Pick out every line that holds the string "icon" and copy it.
— Begin Exercise input —
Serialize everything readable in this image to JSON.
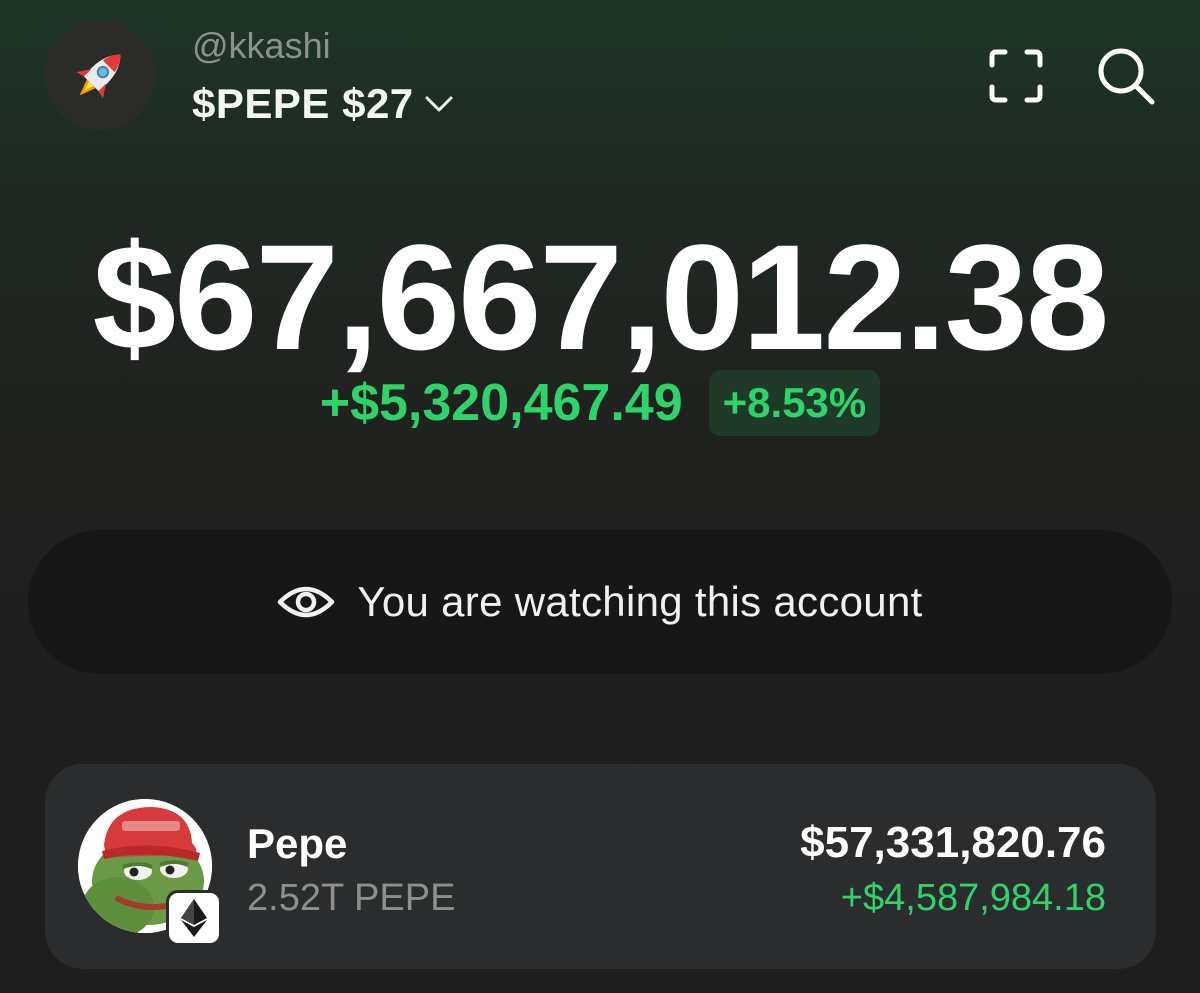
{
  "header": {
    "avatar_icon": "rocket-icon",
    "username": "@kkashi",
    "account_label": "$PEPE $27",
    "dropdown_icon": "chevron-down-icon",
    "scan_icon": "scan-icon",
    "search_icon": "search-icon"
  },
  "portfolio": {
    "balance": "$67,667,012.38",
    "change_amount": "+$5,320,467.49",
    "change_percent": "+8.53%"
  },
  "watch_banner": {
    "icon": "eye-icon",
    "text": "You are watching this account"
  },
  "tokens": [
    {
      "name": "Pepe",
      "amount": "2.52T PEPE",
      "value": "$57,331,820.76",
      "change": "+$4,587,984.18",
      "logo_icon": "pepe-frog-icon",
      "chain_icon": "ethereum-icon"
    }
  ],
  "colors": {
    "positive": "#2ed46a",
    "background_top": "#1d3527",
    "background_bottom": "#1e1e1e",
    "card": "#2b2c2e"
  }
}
— End Exercise input —
> Written answer:
    "avatar_icon": "rocket-icon",
    "dropdown_icon": "chevron-down-icon",
    "scan_icon": "scan-icon",
    "search_icon": "search-icon"
    "icon": "eye-icon",
      "logo_icon": "pepe-frog-icon",
      "chain_icon": "ethereum-icon"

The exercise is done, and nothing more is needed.